── DATASET RECORDS

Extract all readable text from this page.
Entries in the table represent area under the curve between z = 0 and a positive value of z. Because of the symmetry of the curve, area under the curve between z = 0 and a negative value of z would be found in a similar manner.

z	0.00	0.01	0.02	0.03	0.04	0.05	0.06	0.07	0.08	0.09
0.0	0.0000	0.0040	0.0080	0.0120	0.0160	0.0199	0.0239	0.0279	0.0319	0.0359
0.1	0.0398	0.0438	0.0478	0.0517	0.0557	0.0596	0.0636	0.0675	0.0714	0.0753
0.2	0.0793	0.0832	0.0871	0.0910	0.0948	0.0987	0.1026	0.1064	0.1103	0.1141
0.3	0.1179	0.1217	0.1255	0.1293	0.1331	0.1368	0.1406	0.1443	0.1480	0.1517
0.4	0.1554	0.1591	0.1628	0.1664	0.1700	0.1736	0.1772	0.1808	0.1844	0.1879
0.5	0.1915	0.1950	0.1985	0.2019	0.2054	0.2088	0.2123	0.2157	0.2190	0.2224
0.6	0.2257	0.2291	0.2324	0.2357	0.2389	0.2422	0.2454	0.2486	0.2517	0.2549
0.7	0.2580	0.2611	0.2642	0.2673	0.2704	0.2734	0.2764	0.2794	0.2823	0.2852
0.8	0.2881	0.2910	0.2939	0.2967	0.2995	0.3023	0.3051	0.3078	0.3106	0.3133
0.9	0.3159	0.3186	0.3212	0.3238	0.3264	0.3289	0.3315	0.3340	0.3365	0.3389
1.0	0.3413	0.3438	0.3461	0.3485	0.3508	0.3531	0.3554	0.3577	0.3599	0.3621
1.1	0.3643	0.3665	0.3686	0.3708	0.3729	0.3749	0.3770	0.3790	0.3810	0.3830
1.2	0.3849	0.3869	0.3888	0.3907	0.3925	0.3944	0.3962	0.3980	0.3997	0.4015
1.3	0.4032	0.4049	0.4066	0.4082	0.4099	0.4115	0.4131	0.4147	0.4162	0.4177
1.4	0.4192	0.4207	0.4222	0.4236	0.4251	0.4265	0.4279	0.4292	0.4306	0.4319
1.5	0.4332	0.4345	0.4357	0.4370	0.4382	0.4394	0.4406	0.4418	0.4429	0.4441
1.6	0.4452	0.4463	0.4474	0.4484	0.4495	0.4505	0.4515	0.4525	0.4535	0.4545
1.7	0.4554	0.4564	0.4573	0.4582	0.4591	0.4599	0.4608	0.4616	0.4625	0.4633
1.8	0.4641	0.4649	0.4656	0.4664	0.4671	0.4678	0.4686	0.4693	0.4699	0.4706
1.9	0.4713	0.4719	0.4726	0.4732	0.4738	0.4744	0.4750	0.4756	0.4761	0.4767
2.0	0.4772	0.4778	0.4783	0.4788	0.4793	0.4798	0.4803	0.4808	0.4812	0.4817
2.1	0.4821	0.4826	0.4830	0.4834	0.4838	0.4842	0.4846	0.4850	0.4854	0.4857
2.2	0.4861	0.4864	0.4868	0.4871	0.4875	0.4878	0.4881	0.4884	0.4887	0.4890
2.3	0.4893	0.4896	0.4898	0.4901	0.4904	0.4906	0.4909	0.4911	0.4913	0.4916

────

The records above should all be quoted exactly, please.

WRITTEN SOLUTION:
Extract all readable text from this page.
Entries in the table represent area under the curve between z = 0 and a positive value of z. Because of the symmetry of the curve, area under the curve between z = 0 and a negative value of z would be found in a similar manner.

z	0.00	0.01	0.02	0.03	0.04	0.05	0.06	0.07	0.08	0.09
0.0	0.0000	0.0040	0.0080	0.0120	0.0160	0.0199	0.0239	0.0279	0.0319	0.0359
0.1	0.0398	0.0438	0.0478	0.0517	0.0557	0.0596	0.0636	0.0675	0.0714	0.0753
0.2	0.0793	0.0832	0.0871	0.0910	0.0948	0.0987	0.1026	0.1064	0.1103	0.1141
0.3	0.1179	0.1217	0.1255	0.1293	0.1331	0.1368	0.1406	0.1443	0.1480	0.1517
0.4	0.1554	0.1591	0.1628	0.1664	0.1700	0.1736	0.1772	0.1808	0.1844	0.1879
0.5	0.1915	0.1950	0.1985	0.2019	0.2054	0.2088	0.2123	0.2157	0.2190	0.2224
0.6	0.2257	0.2291	0.2324	0.2357	0.2389	0.2422	0.2454	0.2486	0.2517	0.2549
0.7	0.2580	0.2611	0.2642	0.2673	0.2704	0.2734	0.2764	0.2794	0.2823	0.2852
0.8	0.2881	0.2910	0.2939	0.2967	0.2995	0.3023	0.3051	0.3078	0.3106	0.3133
0.9	0.3159	0.3186	0.3212	0.3238	0.3264	0.3289	0.3315	0.3340	0.3365	0.3389
1.0	0.3413	0.3438	0.3461	0.3485	0.3508	0.3531	0.3554	0.3577	0.3599	0.3621
1.1	0.3643	0.3665	0.3686	0.3708	0.3729	0.3749	0.3770	0.3790	0.3810	0.3830
1.2	0.3849	0.3869	0.3888	0.3907	0.3925	0.3944	0.3962	0.3980	0.3997	0.4015
1.3	0.4032	0.4049	0.4066	0.4082	0.4099	0.4115	0.4131	0.4147	0.4162	0.4177
1.4	0.4192	0.4207	0.4222	0.4236	0.4251	0.4265	0.4279	0.4292	0.4306	0.4319
1.5	0.4332	0.4345	0.4357	0.4370	0.4382	0.4394	0.4406	0.4418	0.4429	0.4441
1.6	0.4452	0.4463	0.4474	0.4484	0.4495	0.4505	0.4515	0.4525	0.4535	0.4545
1.7	0.4554	0.4564	0.4573	0.4582	0.4591	0.4599	0.4608	0.4616	0.4625	0.4633
1.8	0.4641	0.4649	0.4656	0.4664	0.4671	0.4678	0.4686	0.4693	0.4699	0.4706
1.9	0.4713	0.4719	0.4726	0.4732	0.4738	0.4744	0.4750	0.4756	0.4761	0.4767
2.0	0.4772	0.4778	0.4783	0.4788	0.4793	0.4798	0.4803	0.4808	0.4812	0.4817
2.1	0.4821	0.4826	0.4830	0.4834	0.4838	0.4842	0.4846	0.4850	0.4854	0.4857
2.2	0.4861	0.4864	0.4868	0.4871	0.4875	0.4878	0.4881	0.4884	0.4887	0.4890
2.3	0.4893	0.4896	0.4898	0.4901	0.4904	0.4906	0.4909	0.4911	0.4913	0.4916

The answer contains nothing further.